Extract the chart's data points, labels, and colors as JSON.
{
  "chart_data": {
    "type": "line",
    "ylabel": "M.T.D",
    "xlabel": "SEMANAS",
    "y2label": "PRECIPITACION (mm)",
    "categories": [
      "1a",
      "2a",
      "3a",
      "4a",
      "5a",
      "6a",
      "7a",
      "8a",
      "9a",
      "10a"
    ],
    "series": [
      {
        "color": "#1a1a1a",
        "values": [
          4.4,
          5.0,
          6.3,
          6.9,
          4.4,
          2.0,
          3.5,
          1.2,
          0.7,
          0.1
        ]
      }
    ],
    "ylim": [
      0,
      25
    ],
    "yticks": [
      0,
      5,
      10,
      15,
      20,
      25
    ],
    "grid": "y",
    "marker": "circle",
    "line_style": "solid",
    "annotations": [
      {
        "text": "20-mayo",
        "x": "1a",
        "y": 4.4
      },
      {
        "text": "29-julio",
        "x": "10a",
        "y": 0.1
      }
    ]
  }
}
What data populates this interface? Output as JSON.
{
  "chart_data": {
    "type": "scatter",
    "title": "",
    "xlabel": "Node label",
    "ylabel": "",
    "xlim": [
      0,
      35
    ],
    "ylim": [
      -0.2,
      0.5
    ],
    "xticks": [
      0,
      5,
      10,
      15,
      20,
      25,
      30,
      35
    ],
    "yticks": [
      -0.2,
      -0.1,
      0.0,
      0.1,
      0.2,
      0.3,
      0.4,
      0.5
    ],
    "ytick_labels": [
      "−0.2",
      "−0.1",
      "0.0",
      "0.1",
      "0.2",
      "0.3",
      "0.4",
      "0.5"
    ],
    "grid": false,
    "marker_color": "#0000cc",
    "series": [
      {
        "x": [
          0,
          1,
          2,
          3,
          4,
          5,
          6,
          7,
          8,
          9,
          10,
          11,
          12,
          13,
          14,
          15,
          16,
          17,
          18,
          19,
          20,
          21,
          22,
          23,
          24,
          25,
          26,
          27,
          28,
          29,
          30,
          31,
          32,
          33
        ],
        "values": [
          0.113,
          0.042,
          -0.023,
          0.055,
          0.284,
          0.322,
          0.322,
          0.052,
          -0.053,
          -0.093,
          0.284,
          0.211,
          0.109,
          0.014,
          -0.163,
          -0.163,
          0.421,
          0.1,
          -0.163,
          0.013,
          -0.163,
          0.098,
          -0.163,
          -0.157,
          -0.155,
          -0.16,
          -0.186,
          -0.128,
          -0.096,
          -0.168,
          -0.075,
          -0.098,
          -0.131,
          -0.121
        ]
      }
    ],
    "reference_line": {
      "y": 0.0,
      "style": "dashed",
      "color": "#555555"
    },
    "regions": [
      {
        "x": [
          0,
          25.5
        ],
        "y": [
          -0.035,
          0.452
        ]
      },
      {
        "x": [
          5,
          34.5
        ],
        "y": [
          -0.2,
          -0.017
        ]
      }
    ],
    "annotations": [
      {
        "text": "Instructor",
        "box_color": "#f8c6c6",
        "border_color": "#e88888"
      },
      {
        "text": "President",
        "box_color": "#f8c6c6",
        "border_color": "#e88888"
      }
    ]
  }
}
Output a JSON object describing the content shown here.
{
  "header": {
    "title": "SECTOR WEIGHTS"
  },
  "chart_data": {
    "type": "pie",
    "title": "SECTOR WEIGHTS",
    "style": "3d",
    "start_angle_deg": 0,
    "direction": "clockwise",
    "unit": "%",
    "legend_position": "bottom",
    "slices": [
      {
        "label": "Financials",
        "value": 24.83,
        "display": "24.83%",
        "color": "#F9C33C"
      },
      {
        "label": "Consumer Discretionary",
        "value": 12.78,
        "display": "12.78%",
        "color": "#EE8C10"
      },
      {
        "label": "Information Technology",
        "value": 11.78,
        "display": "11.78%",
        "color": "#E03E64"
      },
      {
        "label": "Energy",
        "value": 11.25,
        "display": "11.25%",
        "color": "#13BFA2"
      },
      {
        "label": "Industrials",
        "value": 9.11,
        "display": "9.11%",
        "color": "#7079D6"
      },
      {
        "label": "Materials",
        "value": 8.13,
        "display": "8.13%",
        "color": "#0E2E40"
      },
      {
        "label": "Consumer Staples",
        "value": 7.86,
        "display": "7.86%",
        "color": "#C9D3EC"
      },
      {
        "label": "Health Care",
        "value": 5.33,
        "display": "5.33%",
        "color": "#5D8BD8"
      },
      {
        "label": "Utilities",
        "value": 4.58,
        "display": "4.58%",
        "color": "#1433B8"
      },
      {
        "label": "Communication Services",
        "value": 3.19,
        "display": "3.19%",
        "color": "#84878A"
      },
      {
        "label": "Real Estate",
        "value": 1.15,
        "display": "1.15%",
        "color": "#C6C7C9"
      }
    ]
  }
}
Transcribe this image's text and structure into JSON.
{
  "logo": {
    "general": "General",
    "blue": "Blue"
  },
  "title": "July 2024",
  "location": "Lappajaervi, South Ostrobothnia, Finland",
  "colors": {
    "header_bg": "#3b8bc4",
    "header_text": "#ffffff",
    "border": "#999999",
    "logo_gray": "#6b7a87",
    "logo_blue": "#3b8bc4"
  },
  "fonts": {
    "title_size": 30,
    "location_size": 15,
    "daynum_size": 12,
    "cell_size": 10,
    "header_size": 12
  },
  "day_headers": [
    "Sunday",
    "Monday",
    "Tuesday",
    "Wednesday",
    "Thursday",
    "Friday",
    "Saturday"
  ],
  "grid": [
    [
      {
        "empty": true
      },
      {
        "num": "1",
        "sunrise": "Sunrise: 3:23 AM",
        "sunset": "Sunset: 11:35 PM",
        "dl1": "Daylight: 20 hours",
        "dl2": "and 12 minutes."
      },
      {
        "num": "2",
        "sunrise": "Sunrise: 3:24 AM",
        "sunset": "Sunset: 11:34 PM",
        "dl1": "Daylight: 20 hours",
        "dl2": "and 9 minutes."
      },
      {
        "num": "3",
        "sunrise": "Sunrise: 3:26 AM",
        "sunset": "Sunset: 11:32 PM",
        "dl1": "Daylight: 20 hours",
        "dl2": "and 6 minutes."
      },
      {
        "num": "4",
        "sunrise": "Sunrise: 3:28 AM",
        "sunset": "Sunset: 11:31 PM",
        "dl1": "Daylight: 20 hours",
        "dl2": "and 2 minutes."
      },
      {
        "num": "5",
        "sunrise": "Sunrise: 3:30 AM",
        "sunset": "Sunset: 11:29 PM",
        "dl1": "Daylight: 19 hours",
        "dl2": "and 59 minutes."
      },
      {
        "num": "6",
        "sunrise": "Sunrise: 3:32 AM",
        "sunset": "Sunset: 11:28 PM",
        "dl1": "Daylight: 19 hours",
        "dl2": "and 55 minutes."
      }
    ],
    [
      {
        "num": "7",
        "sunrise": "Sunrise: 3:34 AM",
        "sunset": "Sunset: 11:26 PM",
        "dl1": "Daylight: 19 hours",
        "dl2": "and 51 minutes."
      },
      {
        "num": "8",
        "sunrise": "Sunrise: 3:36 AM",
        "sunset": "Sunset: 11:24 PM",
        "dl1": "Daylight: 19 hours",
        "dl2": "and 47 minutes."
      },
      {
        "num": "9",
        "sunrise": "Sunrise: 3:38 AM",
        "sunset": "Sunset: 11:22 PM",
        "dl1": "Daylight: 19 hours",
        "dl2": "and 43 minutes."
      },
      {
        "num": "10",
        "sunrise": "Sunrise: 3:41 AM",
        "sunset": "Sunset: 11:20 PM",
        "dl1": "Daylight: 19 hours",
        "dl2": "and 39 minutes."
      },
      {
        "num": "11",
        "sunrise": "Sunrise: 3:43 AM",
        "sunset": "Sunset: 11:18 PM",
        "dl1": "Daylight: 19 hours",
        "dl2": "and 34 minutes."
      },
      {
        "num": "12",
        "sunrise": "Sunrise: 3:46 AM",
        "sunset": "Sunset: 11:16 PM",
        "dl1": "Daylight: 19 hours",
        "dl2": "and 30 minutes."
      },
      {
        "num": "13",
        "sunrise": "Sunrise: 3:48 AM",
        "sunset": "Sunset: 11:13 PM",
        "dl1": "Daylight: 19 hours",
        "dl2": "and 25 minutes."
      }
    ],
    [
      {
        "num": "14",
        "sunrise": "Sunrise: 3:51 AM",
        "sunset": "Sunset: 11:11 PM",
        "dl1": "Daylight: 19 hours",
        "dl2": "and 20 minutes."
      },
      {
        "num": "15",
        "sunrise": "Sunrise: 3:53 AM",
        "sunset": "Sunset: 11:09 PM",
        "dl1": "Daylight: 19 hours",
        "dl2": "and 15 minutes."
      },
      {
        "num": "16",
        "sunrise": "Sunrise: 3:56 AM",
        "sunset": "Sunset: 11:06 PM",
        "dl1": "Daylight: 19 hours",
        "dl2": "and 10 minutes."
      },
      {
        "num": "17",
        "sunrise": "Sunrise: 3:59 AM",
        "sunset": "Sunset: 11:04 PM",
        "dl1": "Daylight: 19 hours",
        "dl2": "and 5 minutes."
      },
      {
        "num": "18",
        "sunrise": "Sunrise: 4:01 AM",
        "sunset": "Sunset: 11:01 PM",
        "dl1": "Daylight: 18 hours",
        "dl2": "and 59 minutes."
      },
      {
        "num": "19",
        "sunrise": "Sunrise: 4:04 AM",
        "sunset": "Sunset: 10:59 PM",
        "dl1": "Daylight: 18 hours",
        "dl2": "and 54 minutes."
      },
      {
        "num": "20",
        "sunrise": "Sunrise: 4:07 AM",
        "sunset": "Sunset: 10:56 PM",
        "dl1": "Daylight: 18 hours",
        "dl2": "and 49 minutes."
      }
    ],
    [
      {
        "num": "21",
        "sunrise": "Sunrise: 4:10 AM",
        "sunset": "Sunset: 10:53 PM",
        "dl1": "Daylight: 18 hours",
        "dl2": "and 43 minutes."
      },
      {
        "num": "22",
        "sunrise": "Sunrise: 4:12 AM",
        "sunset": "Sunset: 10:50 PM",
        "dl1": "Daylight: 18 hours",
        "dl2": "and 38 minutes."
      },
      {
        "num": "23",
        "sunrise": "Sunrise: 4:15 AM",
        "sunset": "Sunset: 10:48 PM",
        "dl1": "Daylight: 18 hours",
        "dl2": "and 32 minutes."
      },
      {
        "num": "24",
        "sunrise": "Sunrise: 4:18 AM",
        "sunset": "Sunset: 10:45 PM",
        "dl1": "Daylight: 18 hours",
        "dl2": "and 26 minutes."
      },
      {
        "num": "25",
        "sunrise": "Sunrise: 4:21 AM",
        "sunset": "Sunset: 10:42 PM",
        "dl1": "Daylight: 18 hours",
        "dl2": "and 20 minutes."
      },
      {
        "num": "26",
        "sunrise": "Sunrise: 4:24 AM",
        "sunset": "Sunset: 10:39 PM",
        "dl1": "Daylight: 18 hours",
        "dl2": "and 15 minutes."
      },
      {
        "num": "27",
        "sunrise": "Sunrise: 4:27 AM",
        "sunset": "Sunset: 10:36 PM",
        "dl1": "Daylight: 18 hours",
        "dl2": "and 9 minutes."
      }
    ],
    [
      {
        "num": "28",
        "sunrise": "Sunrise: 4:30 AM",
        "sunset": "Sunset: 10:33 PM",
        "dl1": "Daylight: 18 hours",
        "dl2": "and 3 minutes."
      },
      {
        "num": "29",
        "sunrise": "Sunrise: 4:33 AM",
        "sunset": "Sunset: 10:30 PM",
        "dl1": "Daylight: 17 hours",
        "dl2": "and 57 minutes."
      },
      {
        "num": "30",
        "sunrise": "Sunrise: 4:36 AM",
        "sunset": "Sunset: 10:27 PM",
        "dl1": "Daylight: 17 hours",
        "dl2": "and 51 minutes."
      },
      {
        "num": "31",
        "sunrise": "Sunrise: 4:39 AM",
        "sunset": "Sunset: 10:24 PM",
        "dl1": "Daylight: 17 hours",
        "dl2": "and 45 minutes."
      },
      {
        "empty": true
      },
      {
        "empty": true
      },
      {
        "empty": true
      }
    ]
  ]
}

WRITTEN INSTRUCTION: Within the entries above, work out how many lines contain the word "display". The number alone is the answer.

CORRECT RESPONSE: 11